Render every line in the items below as a numbered list, leaving out any blank lines.

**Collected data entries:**

————

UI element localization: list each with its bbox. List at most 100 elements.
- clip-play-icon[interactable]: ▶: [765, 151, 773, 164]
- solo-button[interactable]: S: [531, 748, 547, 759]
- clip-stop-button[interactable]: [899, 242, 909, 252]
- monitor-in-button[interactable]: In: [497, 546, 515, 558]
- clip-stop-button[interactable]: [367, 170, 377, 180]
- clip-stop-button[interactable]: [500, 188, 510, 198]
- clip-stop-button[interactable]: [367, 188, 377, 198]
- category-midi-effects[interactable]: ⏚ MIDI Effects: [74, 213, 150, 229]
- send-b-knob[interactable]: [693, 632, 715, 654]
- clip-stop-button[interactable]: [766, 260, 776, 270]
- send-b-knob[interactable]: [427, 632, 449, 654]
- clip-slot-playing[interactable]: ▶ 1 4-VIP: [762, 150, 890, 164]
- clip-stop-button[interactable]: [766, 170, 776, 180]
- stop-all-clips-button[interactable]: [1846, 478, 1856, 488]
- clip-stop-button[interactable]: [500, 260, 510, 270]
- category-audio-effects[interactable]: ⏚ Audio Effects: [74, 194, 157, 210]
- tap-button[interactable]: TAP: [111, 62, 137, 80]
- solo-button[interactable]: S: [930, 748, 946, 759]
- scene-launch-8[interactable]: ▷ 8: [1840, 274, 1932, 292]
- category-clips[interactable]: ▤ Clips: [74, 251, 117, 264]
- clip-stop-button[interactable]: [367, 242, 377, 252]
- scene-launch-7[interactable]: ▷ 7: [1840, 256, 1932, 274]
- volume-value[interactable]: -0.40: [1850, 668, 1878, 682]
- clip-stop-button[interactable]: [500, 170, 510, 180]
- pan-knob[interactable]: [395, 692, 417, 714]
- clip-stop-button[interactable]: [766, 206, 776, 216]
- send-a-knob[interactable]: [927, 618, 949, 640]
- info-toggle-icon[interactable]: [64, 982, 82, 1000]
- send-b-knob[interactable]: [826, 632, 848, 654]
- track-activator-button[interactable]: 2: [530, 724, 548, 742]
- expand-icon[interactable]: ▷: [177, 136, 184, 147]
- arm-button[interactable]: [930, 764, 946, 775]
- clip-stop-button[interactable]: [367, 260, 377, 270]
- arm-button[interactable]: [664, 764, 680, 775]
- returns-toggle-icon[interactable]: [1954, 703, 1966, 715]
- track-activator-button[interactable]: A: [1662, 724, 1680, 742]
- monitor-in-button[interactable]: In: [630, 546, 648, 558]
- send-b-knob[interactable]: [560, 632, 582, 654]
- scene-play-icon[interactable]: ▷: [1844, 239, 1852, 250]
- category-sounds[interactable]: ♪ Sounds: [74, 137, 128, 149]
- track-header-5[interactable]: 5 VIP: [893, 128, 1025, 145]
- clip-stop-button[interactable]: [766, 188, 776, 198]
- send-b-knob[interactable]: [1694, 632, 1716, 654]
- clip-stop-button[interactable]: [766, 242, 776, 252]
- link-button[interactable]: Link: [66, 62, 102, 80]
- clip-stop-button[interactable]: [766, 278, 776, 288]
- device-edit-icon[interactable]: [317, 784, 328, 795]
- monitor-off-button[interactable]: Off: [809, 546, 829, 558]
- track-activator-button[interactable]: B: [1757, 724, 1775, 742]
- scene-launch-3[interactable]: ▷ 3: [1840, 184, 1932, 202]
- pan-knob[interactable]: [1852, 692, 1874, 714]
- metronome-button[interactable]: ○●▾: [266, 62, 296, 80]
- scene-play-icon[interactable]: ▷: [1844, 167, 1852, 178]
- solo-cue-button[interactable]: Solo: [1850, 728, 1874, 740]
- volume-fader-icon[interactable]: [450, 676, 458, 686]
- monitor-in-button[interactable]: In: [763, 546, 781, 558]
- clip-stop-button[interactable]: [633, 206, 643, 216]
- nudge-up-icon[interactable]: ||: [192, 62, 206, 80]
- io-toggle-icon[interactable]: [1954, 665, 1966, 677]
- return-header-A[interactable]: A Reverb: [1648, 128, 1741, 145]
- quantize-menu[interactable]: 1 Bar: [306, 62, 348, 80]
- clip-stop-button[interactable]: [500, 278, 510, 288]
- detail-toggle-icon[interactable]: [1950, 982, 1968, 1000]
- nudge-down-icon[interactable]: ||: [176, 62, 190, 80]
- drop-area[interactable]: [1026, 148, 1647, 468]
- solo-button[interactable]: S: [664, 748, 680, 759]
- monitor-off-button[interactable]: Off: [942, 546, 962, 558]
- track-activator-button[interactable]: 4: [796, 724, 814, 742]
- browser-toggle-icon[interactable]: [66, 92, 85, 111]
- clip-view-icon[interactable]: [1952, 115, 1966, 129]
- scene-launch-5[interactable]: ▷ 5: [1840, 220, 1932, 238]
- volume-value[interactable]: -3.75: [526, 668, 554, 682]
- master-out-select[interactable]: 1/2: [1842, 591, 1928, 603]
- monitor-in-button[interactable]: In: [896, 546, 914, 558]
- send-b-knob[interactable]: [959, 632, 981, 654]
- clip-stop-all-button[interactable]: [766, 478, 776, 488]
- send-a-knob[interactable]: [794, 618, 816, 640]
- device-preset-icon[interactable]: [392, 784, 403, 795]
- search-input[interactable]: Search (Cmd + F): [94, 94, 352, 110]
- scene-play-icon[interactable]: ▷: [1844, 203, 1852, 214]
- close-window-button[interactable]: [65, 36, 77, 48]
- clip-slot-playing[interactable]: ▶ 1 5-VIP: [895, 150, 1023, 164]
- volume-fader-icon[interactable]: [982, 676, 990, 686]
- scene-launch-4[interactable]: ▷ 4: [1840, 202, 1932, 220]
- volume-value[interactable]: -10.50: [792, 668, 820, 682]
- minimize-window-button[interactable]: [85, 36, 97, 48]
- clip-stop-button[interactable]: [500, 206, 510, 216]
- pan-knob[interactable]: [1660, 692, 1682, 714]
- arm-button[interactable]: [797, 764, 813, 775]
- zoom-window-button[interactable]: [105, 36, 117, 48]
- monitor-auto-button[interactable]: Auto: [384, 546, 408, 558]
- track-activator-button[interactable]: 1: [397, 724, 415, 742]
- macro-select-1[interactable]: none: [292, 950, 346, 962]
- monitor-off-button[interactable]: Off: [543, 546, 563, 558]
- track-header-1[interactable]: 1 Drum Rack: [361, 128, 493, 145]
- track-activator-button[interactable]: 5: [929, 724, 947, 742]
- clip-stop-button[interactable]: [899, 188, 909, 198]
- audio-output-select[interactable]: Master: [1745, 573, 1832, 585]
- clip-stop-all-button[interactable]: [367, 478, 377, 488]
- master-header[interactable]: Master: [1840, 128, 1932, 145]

————

**RESPONSE TO THIS TASK:**
1. UI element localization: list each with its bbox. List at most 100 elements.
2. - clip-play-icon[interactable]: ▶: [765, 151, 773, 164]
3. - solo-button[interactable]: S: [531, 748, 547, 759]
4. - clip-stop-button[interactable]: [899, 242, 909, 252]
5. - monitor-in-button[interactable]: In: [497, 546, 515, 558]
6. - clip-stop-button[interactable]: [367, 170, 377, 180]
7. - clip-stop-button[interactable]: [500, 188, 510, 198]
8. - clip-stop-button[interactable]: [367, 188, 377, 198]
9. - category-midi-effects[interactable]: ⏚ MIDI Effects: [74, 213, 150, 229]
10. - send-b-knob[interactable]: [693, 632, 715, 654]
11. - clip-stop-button[interactable]: [766, 260, 776, 270]
12. - send-b-knob[interactable]: [427, 632, 449, 654]
13. - clip-slot-playing[interactable]: ▶ 1 4-VIP: [762, 150, 890, 164]
14. - clip-stop-button[interactable]: [766, 170, 776, 180]
15. - stop-all-clips-button[interactable]: [1846, 478, 1856, 488]
16. - clip-stop-button[interactable]: [500, 260, 510, 270]
17. - category-audio-effects[interactable]: ⏚ Audio Effects: [74, 194, 157, 210]
18. - tap-button[interactable]: TAP: [111, 62, 137, 80]
19. - solo-button[interactable]: S: [930, 748, 946, 759]
20. - scene-launch-8[interactable]: ▷ 8: [1840, 274, 1932, 292]
21. - category-clips[interactable]: ▤ Clips: [74, 251, 117, 264]
22. - clip-stop-button[interactable]: [367, 242, 377, 252]
23. - scene-launch-7[interactable]: ▷ 7: [1840, 256, 1932, 274]
24. - volume-value[interactable]: -0.40: [1850, 668, 1878, 682]
25. - clip-stop-button[interactable]: [500, 170, 510, 180]
26. - pan-knob[interactable]: [395, 692, 417, 714]
27. - clip-stop-button[interactable]: [766, 206, 776, 216]
28. - send-a-knob[interactable]: [927, 618, 949, 640]
29. - info-toggle-icon[interactable]: [64, 982, 82, 1000]
30. - send-b-knob[interactable]: [826, 632, 848, 654]
31. - track-activator-button[interactable]: 2: [530, 724, 548, 742]
32. - expand-icon[interactable]: ▷: [177, 136, 184, 147]
33. - arm-button[interactable]: [930, 764, 946, 775]
34. - clip-stop-button[interactable]: [367, 260, 377, 270]
35. - arm-button[interactable]: [664, 764, 680, 775]
36. - returns-toggle-icon[interactable]: [1954, 703, 1966, 715]
37. - track-activator-button[interactable]: A: [1662, 724, 1680, 742]
38. - monitor-in-button[interactable]: In: [630, 546, 648, 558]
39. - send-b-knob[interactable]: [560, 632, 582, 654]
40. - scene-play-icon[interactable]: ▷: [1844, 239, 1852, 250]
41. - category-sounds[interactable]: ♪ Sounds: [74, 137, 128, 149]
42. - track-header-5[interactable]: 5 VIP: [893, 128, 1025, 145]
43. - clip-stop-button[interactable]: [766, 188, 776, 198]
44. - send-b-knob[interactable]: [1694, 632, 1716, 654]
45. - clip-stop-button[interactable]: [766, 242, 776, 252]
46. - link-button[interactable]: Link: [66, 62, 102, 80]
47. - clip-stop-button[interactable]: [766, 278, 776, 288]
48. - device-edit-icon[interactable]: [317, 784, 328, 795]
49. - monitor-off-button[interactable]: Off: [809, 546, 829, 558]
50. - track-activator-button[interactable]: B: [1757, 724, 1775, 742]
51. - scene-launch-3[interactable]: ▷ 3: [1840, 184, 1932, 202]
52. - pan-knob[interactable]: [1852, 692, 1874, 714]
53. - metronome-button[interactable]: ○●▾: [266, 62, 296, 80]
54. - scene-play-icon[interactable]: ▷: [1844, 167, 1852, 178]
55. - solo-cue-button[interactable]: Solo: [1850, 728, 1874, 740]
56. - volume-fader-icon[interactable]: [450, 676, 458, 686]
57. - monitor-in-button[interactable]: In: [763, 546, 781, 558]
58. - clip-stop-button[interactable]: [633, 206, 643, 216]
59. - nudge-up-icon[interactable]: ||: [192, 62, 206, 80]
60. - io-toggle-icon[interactable]: [1954, 665, 1966, 677]
61. - return-header-A[interactable]: A Reverb: [1648, 128, 1741, 145]
62. - quantize-menu[interactable]: 1 Bar: [306, 62, 348, 80]
63. - clip-stop-button[interactable]: [500, 278, 510, 288]
64. - detail-toggle-icon[interactable]: [1950, 982, 1968, 1000]
65. - nudge-down-icon[interactable]: ||: [176, 62, 190, 80]
66. - drop-area[interactable]: [1026, 148, 1647, 468]
67. - solo-button[interactable]: S: [664, 748, 680, 759]
68. - monitor-off-button[interactable]: Off: [942, 546, 962, 558]
69. - track-activator-button[interactable]: 4: [796, 724, 814, 742]
70. - browser-toggle-icon[interactable]: [66, 92, 85, 111]
71. - clip-view-icon[interactable]: [1952, 115, 1966, 129]
72. - scene-launch-5[interactable]: ▷ 5: [1840, 220, 1932, 238]
73. - volume-value[interactable]: -3.75: [526, 668, 554, 682]
74. - master-out-select[interactable]: 1/2: [1842, 591, 1928, 603]
75. - monitor-in-button[interactable]: In: [896, 546, 914, 558]
76. - send-b-knob[interactable]: [959, 632, 981, 654]
77. - clip-stop-all-button[interactable]: [766, 478, 776, 488]
78. - send-a-knob[interactable]: [794, 618, 816, 640]
79. - device-preset-icon[interactable]: [392, 784, 403, 795]
80. - search-input[interactable]: Search (Cmd + F): [94, 94, 352, 110]
81. - scene-play-icon[interactable]: ▷: [1844, 203, 1852, 214]
82. - close-window-button[interactable]: [65, 36, 77, 48]
83. - clip-slot-playing[interactable]: ▶ 1 5-VIP: [895, 150, 1023, 164]
84. - volume-fader-icon[interactable]: [982, 676, 990, 686]
85. - scene-launch-4[interactable]: ▷ 4: [1840, 202, 1932, 220]
86. - volume-value[interactable]: -10.50: [792, 668, 820, 682]
87. - minimize-window-button[interactable]: [85, 36, 97, 48]
88. - clip-stop-button[interactable]: [500, 206, 510, 216]
89. - pan-knob[interactable]: [1660, 692, 1682, 714]
90. - arm-button[interactable]: [797, 764, 813, 775]
91. - zoom-window-button[interactable]: [105, 36, 117, 48]
92. - monitor-auto-button[interactable]: Auto: [384, 546, 408, 558]
93. - track-activator-button[interactable]: 1: [397, 724, 415, 742]
94. - macro-select-1[interactable]: none: [292, 950, 346, 962]
95. - monitor-off-button[interactable]: Off: [543, 546, 563, 558]
96. - track-header-1[interactable]: 1 Drum Rack: [361, 128, 493, 145]
97. - track-activator-button[interactable]: 5: [929, 724, 947, 742]
98. - clip-stop-button[interactable]: [899, 188, 909, 198]
99. - audio-output-select[interactable]: Master: [1745, 573, 1832, 585]
100. - clip-stop-all-button[interactable]: [367, 478, 377, 488]
101. - master-header[interactable]: Master: [1840, 128, 1932, 145]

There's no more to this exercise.